Google’s New Forecast Model Could Change Storm Planning

The most important change in weather forecasting right now isn't that AI can predict rain or sun a little better. It's that forecasting is quietly turning into a business scenario-because for storms, heatwaves and energy planning, the question is rarely "what's the most likely outcome?" and more often "what's the worst one we still need to be ready for?"
Google DeepMind and Google Research introduced a new weather-forecasting AI model on November 17, 2025, called WeatherNext 2. It is being used in regular weather apps and services developed by Google. This shows DeepMind believes these AI models are ready to be used as everyday tools, not just experiments.
Deepminds first version WeatherNext 1 was already a major step and now compared to that WeatherNext 2 is eight times faster and more accurate on 99.9% of forecast variables and lead times, while also upgrading temporal resolution to hour-by-hour predictions.
WeatherNext 2 can forecast the weather on an hour-by-hour basis as far out as 15 days. According to Google, hundreds of different possible forecast outcomes can be created in less than a minute using one of its TPU chips. Traditional supercomputers generally take hours to accomplish the same task.

> PROVIDED MATERIAL:
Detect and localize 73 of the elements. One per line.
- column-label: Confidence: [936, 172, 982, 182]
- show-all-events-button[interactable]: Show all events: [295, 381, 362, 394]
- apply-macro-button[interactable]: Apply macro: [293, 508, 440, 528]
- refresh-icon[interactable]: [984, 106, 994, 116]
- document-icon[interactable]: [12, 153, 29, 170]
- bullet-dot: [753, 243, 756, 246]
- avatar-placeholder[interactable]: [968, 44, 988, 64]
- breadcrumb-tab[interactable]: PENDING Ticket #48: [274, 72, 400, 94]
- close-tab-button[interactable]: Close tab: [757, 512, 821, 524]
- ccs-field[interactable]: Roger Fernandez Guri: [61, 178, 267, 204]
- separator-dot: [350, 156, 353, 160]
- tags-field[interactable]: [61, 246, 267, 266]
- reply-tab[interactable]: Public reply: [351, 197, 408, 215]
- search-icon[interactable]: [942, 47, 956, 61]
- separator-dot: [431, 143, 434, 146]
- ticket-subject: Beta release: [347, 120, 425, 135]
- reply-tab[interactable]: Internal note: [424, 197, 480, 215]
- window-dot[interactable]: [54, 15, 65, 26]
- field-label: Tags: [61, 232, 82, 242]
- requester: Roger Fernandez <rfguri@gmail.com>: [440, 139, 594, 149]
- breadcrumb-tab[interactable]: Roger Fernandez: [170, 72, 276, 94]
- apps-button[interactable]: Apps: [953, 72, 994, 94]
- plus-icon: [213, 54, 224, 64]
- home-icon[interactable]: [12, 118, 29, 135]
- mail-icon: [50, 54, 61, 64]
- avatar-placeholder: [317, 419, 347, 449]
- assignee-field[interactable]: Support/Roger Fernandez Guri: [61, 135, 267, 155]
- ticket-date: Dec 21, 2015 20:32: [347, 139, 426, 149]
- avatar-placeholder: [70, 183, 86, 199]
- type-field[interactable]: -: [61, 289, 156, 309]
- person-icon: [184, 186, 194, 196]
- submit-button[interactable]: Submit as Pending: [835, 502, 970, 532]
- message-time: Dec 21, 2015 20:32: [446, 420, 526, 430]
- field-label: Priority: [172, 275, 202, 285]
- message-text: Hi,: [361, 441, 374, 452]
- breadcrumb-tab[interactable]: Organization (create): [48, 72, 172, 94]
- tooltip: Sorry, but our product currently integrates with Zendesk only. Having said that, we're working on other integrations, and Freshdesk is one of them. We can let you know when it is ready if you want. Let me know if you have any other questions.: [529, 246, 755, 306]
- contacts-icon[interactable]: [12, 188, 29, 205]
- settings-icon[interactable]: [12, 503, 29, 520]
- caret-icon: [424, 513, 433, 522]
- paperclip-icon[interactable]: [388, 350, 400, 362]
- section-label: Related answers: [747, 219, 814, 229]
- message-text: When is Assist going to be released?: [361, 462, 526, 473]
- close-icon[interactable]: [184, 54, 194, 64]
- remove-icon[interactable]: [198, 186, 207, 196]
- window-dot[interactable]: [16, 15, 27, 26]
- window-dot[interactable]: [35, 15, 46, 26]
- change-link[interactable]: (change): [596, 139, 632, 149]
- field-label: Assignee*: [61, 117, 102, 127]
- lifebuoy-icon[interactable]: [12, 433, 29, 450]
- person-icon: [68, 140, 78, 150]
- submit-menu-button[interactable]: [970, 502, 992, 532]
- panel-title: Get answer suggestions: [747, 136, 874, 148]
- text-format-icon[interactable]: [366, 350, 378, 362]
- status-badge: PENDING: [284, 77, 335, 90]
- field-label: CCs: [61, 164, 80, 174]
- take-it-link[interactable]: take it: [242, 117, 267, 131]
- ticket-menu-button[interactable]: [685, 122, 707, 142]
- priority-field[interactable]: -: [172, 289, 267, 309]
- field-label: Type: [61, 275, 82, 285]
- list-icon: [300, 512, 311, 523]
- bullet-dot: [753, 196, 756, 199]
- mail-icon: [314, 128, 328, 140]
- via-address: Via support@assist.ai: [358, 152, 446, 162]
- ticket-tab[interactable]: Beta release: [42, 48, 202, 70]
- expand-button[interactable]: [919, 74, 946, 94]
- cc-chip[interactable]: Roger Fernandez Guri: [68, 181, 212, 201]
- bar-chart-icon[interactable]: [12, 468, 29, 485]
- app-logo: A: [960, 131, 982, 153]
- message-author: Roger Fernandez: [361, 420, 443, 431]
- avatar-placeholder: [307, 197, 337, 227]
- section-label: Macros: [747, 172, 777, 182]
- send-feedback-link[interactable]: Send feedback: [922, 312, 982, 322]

> ASSIGNED TASK 1:
Reproduce the passage of the weather-forecasting article starting at "Google DeepMind and" and ending at "to hour-by-hour predictions.".
> ASSIGNED TASK 2:
Write the next part of the weather-forecasting article, picking up after its final sentence.
The items are separate material and have no connection to the weather-forecasting article.

> EXERCISE RESULT 1:
Google DeepMind and Google Research introduced a new weather-forecasting AI model on November 17, 2025, called WeatherNext 2. It is being used in regular weather apps and services developed by Google. This shows DeepMind believes these AI models are ready to be used as everyday tools, not just experiments.
Deepminds first version WeatherNext 1 was already a major step and now compared to that WeatherNext 2 is eight times faster and more accurate on 99.9% of forecast variables and lead times, while also upgrading temporal resolution to hour-by-hour predictions.

> EXERCISE RESULT 2:
The big improvement comes from a new kind of model called a Functional Generative Network(FGN). Older AI weather systems tried to learn everything at once, but FGN works differently. First, it learns to make good predictions for each weather factor on its own, such as temperature, wind, or rain. It does this by using a training method that rewards accurate forecasts.
Then FGN learns how those factors fit together in real life, such as how temperature and pressure change together across different places. It does this by adding a small amount of carefully controlled randomness inside the model. This allows the model to produce many different possible weather scenarios fast while still keeping them realistic and consistent with real-world physics.
That move matters because probabilistic forecasting is where AI has lagged behind its deterministic wins. DeepMind's earlier GenCast model was the first ML ensemble to clearly beat ECMWF's ENS system. FGN is designed as the next step: faster, easier to scale and stronger on calibration and extremes.
And you can already see why Google wants this stuff out in the field. In March this year, experimental tropical-cyclone forecasting began from DeepMind through Weather Lab and pre-release readiness of the product, WeatherNext 2. Those cyclone runs were not merely pretty maps; they were constructed to aid agencies and planners in assessing multiple tracks and intensities days ahead of what was previously possible.
This is where it starts to be real scale on the consumer side. WeatherNext 2 is already driving improved forecasts in Google Search, Gemini responses and the Pixel Weather app; it’s also being incorporated into Google Maps Platform's Weather API with full Maps surfaces to come over the next few weeks.
Google is also opening the pipes for developers and enterprise teams: WeatherNext 2 forecast data is available in Google Earth Engine and BigQuery, while Google Cloud is operating a Vertex AI early-access program that allows organizations to run custom inference on top of the model family.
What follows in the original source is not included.